- **Given request**: Locate each line containing the string "strength" and copy it out.

- **Data shown**:
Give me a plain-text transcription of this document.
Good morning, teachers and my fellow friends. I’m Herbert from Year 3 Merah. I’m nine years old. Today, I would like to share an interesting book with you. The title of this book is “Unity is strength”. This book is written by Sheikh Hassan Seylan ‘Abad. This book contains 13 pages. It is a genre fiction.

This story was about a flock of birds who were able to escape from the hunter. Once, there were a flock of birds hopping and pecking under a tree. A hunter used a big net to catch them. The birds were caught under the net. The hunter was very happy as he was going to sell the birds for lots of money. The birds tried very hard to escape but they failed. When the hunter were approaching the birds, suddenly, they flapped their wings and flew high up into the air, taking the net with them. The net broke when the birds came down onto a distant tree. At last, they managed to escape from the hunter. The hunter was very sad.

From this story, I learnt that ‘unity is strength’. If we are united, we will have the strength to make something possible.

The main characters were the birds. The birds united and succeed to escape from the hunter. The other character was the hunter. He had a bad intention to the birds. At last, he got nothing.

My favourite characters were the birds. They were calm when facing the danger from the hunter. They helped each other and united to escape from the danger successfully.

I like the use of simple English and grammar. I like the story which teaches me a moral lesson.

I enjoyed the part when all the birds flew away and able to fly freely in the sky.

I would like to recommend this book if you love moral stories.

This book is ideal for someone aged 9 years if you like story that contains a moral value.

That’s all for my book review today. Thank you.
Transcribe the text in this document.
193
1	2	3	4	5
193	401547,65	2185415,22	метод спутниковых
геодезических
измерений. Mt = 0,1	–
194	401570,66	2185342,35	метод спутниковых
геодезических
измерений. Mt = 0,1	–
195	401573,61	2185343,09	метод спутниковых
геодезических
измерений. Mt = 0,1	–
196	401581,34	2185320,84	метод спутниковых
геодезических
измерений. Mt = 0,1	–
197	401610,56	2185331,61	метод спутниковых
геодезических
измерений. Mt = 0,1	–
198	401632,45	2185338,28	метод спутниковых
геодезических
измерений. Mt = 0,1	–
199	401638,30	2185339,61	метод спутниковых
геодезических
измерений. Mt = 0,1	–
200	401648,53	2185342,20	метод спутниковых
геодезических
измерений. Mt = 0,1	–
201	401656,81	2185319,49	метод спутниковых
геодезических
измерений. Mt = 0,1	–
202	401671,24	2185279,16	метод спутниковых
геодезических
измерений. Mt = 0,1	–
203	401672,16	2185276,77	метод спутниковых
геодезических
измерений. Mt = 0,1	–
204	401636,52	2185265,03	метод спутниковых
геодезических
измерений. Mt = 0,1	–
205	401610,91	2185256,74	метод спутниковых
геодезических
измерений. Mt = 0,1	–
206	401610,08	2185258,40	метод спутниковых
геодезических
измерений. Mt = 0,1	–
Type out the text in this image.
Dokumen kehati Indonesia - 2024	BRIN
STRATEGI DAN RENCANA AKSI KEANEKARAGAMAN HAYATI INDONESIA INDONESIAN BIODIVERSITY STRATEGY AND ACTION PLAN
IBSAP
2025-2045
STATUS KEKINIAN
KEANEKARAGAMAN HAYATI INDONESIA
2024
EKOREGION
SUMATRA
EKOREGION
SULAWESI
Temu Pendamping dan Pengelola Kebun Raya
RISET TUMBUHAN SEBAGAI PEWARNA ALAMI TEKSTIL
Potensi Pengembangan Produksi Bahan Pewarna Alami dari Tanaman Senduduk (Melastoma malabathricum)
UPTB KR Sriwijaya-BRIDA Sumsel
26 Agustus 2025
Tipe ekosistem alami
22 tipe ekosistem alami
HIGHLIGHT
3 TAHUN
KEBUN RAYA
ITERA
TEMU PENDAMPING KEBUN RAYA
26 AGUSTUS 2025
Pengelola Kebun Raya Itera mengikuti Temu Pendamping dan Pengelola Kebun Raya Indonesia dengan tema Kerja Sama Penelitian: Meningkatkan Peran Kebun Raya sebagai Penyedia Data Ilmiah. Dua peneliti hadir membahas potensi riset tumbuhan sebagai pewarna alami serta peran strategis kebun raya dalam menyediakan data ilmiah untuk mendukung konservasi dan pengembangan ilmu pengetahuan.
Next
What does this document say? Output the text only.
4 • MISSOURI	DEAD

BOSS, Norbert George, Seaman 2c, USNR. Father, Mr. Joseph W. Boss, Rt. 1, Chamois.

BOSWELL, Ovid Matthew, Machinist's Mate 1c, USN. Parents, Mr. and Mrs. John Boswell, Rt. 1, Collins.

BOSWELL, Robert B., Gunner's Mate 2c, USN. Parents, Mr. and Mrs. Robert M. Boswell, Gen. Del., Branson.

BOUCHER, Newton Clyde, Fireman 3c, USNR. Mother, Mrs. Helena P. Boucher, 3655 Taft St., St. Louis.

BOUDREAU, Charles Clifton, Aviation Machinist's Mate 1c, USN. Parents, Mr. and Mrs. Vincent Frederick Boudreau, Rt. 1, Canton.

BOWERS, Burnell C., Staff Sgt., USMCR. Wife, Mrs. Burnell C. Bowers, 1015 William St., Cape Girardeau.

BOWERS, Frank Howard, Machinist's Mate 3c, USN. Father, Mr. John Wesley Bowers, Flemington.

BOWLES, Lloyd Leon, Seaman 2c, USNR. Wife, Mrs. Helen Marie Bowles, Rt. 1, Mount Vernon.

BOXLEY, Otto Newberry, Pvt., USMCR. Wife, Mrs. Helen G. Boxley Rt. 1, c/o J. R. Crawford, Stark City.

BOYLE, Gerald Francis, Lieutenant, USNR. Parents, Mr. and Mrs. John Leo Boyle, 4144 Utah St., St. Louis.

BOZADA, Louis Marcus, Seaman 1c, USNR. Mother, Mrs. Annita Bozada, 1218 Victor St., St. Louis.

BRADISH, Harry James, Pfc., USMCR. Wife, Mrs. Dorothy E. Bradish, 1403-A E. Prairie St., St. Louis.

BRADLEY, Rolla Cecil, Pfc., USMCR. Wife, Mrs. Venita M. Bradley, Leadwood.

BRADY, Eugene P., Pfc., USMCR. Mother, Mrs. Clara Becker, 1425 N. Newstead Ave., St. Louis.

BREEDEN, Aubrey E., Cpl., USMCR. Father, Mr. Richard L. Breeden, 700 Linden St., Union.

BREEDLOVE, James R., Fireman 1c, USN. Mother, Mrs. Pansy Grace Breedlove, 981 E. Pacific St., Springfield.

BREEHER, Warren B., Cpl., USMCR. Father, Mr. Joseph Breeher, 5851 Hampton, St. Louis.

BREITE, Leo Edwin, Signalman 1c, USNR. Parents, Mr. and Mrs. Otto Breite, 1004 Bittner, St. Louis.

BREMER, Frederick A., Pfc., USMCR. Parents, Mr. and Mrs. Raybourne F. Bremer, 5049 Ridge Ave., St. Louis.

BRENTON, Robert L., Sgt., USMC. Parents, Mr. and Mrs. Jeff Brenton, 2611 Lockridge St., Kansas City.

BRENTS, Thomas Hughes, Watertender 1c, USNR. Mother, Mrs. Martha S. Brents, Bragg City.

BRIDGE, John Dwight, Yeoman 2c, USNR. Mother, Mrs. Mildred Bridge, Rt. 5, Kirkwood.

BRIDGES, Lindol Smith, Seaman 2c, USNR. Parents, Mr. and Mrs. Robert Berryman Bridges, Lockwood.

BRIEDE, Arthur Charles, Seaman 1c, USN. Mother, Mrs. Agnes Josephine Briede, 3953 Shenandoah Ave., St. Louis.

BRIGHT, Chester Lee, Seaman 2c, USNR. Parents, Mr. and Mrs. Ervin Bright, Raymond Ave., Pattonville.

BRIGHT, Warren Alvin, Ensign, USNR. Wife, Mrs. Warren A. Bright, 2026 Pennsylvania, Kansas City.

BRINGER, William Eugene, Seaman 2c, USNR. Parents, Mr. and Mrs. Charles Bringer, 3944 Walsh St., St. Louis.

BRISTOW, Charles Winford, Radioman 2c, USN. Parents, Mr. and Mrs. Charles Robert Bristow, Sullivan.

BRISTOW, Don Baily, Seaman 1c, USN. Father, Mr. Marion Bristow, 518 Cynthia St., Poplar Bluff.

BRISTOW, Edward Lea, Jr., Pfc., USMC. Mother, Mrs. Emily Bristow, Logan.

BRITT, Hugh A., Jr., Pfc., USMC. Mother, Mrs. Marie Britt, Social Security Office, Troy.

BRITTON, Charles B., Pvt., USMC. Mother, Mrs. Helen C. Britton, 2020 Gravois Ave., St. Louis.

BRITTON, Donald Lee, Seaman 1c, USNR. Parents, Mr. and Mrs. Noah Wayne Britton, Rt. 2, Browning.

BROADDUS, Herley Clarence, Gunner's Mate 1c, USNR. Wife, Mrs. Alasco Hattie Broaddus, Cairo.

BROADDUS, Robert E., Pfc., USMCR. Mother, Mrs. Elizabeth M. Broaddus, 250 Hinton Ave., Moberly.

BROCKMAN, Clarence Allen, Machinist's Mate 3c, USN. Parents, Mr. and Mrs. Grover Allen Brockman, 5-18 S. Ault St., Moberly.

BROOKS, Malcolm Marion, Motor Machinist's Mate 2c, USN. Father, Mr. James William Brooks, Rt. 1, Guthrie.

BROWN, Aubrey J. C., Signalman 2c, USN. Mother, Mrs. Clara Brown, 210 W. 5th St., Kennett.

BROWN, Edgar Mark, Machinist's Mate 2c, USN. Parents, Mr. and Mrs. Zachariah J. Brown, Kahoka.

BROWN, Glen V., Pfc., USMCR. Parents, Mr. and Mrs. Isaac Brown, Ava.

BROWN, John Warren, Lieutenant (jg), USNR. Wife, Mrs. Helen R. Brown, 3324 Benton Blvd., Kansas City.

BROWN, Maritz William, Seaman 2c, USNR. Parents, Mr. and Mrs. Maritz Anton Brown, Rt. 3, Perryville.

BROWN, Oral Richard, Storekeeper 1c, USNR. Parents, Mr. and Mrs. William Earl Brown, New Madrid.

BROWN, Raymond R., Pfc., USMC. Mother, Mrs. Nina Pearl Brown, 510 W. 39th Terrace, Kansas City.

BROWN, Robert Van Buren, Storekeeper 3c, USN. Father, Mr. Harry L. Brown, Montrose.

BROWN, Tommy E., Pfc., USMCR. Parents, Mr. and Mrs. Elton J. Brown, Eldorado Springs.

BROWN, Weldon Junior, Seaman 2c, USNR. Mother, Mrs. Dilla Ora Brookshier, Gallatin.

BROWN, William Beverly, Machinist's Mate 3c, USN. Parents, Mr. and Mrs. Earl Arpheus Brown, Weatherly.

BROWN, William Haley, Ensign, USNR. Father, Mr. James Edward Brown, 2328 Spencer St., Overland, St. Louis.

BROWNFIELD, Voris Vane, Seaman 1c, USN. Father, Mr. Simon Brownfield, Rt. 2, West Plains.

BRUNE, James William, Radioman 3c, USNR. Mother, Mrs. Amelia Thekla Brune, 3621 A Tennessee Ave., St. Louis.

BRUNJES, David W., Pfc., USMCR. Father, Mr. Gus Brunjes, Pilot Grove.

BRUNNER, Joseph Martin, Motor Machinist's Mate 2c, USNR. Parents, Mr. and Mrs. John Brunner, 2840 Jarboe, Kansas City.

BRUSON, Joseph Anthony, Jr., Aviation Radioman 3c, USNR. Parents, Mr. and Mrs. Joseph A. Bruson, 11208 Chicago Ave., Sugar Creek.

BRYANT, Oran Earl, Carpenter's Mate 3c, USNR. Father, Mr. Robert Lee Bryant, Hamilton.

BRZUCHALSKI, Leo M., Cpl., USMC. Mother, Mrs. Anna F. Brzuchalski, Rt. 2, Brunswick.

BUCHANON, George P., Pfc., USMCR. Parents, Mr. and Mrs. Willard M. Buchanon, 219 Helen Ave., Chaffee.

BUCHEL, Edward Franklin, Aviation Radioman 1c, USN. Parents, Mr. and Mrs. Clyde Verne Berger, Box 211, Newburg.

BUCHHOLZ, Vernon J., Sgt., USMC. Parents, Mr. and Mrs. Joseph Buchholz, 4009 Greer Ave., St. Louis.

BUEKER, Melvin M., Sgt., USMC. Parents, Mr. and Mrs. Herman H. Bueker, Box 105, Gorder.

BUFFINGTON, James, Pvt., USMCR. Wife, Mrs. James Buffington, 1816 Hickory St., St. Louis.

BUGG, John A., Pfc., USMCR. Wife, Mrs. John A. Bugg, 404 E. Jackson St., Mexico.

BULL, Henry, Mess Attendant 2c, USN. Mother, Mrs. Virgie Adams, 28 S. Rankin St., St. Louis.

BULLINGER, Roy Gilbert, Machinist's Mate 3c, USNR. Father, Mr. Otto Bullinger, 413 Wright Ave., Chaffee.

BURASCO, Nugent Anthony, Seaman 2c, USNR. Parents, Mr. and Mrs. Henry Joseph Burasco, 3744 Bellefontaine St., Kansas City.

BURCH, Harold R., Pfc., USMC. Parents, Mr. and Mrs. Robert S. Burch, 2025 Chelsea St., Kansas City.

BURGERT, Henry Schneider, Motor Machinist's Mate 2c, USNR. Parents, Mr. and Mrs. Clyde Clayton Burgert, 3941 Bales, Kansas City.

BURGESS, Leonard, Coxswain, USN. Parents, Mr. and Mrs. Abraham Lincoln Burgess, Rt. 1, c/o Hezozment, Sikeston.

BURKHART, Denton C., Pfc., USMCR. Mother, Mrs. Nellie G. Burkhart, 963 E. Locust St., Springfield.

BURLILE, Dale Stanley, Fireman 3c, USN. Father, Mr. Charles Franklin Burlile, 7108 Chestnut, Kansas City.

- **Result for this task**:
Good morning, teachers and my fellow friends. I’m Herbert from Year 3 Merah. I’m nine years old. Today, I would like to share an interesting book with you. The title of this book is “Unity is strength”. This book is written by Sheikh Hassan Seylan ‘Abad. This book contains 13 pages. It is a genre fiction.
From this story, I learnt that ‘unity is strength’. If we are united, we will have the strength to make something possible.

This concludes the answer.